==== DATA FOR THIS TASK

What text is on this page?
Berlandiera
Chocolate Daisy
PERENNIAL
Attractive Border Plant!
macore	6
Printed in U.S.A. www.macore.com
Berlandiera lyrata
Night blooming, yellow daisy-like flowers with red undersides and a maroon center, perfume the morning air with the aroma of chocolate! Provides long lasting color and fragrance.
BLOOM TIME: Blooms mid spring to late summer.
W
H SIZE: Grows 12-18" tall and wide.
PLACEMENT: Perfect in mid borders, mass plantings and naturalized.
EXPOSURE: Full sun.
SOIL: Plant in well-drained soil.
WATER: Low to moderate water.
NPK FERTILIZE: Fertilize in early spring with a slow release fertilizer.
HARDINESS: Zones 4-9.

========
==== DATA FOR THIS TASK

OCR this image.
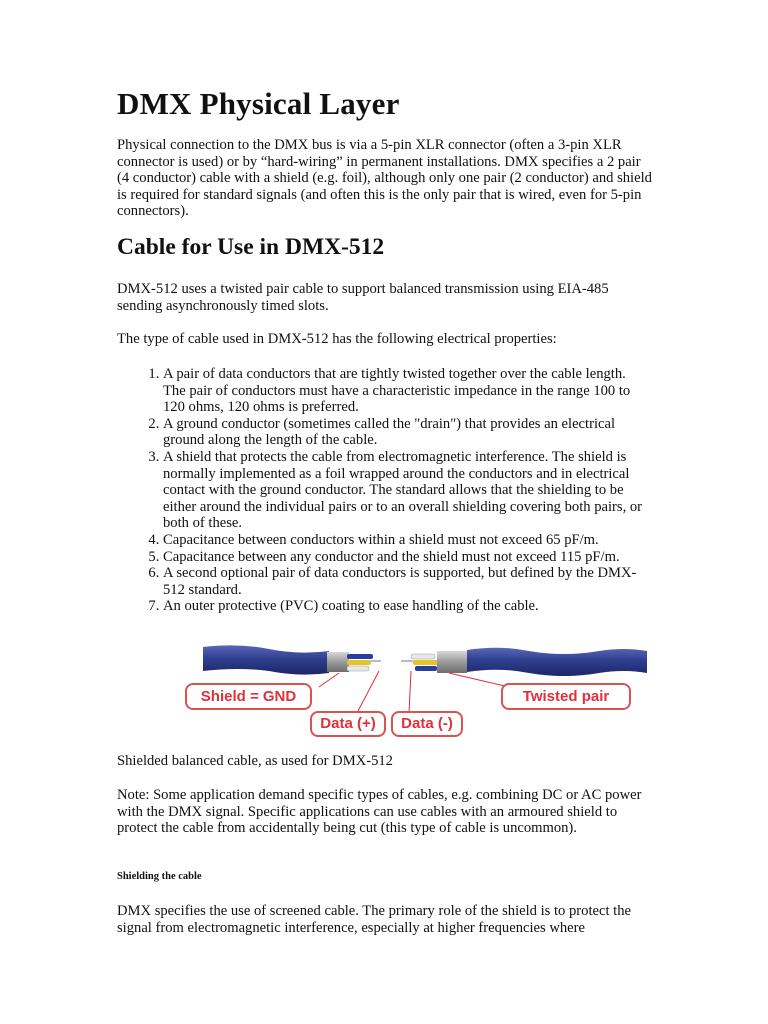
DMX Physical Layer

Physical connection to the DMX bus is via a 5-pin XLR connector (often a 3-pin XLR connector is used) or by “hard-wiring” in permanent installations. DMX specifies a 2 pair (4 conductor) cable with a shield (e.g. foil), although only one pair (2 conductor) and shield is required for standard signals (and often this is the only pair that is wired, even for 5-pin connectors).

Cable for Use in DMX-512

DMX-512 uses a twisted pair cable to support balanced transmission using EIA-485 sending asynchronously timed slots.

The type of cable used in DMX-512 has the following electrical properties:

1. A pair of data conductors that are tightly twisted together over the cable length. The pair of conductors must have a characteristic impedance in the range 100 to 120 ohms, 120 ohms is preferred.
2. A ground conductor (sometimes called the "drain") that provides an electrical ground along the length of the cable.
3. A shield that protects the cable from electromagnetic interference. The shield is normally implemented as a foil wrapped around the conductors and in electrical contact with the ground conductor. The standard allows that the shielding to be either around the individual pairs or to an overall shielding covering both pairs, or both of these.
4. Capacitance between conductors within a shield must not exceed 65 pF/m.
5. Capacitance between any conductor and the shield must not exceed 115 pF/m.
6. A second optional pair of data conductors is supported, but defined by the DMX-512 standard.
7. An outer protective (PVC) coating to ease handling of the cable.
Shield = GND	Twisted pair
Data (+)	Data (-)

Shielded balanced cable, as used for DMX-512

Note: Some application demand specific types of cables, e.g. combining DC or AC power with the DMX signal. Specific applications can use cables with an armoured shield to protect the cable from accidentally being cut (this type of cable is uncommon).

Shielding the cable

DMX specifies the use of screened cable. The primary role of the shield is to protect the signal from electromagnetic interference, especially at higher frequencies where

========
==== DATA FOR THIS TASK

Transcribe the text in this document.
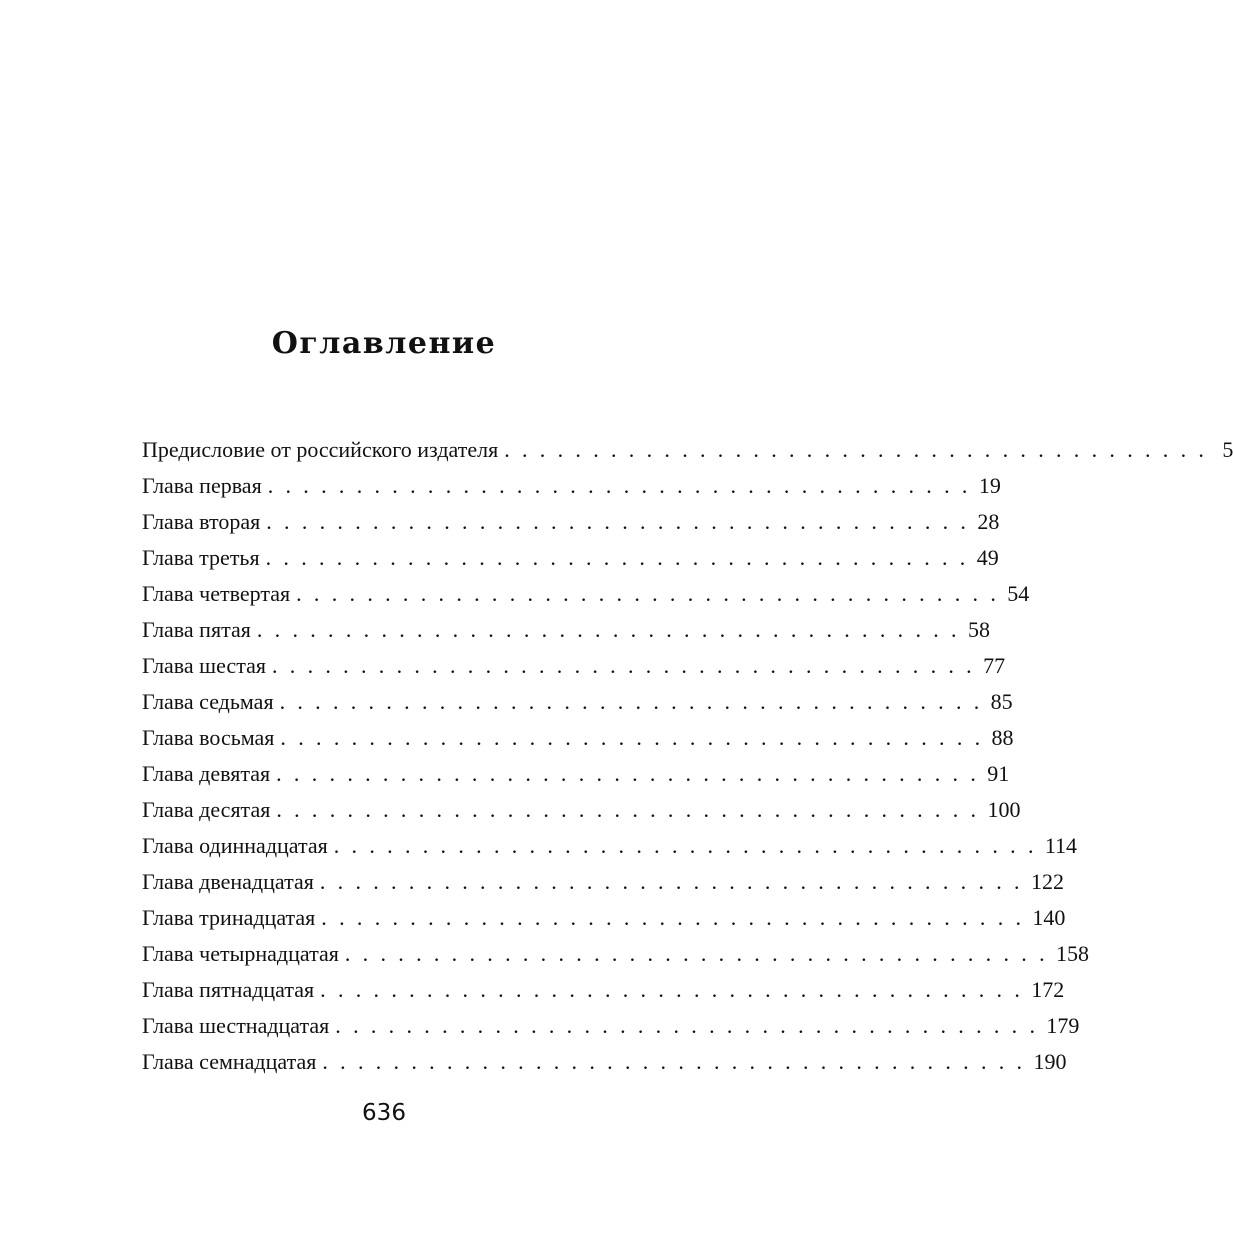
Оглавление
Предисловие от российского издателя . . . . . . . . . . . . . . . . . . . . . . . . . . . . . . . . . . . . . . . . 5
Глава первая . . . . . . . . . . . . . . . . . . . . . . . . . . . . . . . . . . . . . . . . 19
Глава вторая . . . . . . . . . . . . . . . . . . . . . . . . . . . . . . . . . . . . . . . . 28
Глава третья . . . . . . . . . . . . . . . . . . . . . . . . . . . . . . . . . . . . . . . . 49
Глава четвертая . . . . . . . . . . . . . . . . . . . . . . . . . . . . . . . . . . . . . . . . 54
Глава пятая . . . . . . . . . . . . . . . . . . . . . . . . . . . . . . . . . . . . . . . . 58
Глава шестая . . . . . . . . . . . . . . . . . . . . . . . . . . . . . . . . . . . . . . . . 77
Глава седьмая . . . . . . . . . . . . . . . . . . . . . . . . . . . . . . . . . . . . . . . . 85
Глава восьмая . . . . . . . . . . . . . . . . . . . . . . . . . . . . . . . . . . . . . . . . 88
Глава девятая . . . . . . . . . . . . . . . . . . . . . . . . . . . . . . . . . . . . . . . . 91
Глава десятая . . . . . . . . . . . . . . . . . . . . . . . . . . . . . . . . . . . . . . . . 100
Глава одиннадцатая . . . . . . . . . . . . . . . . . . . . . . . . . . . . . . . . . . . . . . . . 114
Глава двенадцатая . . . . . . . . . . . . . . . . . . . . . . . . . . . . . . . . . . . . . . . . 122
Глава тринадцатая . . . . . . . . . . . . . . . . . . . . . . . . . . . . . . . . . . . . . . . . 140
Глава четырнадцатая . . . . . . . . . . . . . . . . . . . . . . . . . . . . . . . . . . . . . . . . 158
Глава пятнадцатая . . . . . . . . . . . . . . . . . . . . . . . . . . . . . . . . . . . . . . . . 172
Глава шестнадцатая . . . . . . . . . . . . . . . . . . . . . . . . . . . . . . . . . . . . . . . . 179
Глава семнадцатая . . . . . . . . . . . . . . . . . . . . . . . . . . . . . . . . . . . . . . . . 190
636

========

◆ REQUEST ◆
Each line of the material that holds the string "Capacitance" counts once; give the total alone.

◆ ANSWER BELOW ◆
2